▶ _EXERCISE BRIEF_: Give the number of lines in this listing that contain "icon", with no other words.

▶ _EXERCISE DATA_:
■ ■ ■

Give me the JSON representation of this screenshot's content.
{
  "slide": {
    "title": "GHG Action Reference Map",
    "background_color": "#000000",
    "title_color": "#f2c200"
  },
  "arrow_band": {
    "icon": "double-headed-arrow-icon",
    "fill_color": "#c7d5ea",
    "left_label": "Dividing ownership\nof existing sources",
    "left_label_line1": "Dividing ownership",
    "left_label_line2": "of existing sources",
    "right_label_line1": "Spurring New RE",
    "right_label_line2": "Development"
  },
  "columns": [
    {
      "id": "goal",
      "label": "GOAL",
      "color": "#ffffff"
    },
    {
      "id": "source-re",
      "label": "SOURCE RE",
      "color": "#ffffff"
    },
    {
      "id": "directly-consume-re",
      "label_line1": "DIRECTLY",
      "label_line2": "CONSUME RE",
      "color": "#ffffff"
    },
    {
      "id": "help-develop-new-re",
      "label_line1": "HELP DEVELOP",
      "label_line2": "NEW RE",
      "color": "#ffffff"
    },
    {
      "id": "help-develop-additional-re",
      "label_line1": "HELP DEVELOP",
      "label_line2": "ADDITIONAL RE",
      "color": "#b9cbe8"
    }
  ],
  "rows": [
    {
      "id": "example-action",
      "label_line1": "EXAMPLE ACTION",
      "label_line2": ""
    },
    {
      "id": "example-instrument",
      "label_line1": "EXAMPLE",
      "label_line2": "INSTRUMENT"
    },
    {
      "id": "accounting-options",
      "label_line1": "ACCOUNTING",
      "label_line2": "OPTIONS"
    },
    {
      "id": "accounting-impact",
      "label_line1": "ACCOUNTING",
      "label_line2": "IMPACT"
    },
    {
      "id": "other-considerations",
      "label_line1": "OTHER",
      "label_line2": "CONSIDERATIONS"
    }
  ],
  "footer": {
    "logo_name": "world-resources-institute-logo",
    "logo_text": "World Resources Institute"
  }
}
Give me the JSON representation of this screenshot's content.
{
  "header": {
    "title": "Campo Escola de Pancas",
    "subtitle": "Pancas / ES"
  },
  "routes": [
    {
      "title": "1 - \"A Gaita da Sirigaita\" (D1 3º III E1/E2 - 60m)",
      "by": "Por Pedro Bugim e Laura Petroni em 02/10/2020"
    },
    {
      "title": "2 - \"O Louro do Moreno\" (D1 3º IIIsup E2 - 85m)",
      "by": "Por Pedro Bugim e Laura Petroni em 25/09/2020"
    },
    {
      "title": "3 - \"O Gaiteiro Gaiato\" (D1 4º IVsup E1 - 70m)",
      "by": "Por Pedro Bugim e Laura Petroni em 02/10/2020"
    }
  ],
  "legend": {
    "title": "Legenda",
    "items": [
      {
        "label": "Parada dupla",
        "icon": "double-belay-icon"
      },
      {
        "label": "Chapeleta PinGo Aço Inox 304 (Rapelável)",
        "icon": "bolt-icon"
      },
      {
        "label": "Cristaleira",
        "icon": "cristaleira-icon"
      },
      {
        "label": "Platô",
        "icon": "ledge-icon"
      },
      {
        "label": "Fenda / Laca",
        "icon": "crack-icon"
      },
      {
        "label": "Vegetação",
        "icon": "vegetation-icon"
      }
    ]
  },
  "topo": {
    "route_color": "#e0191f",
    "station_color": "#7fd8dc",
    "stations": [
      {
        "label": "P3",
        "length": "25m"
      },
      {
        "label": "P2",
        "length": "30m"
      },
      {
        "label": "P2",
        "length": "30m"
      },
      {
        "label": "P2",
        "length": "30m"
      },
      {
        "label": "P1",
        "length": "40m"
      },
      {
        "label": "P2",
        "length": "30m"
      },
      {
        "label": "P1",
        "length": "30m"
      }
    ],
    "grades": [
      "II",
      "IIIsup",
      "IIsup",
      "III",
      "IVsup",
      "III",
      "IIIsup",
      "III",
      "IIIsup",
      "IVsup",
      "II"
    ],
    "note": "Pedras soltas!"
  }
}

■ ■ ■

▶ _OUTPUT FOR THIS TASK_: 7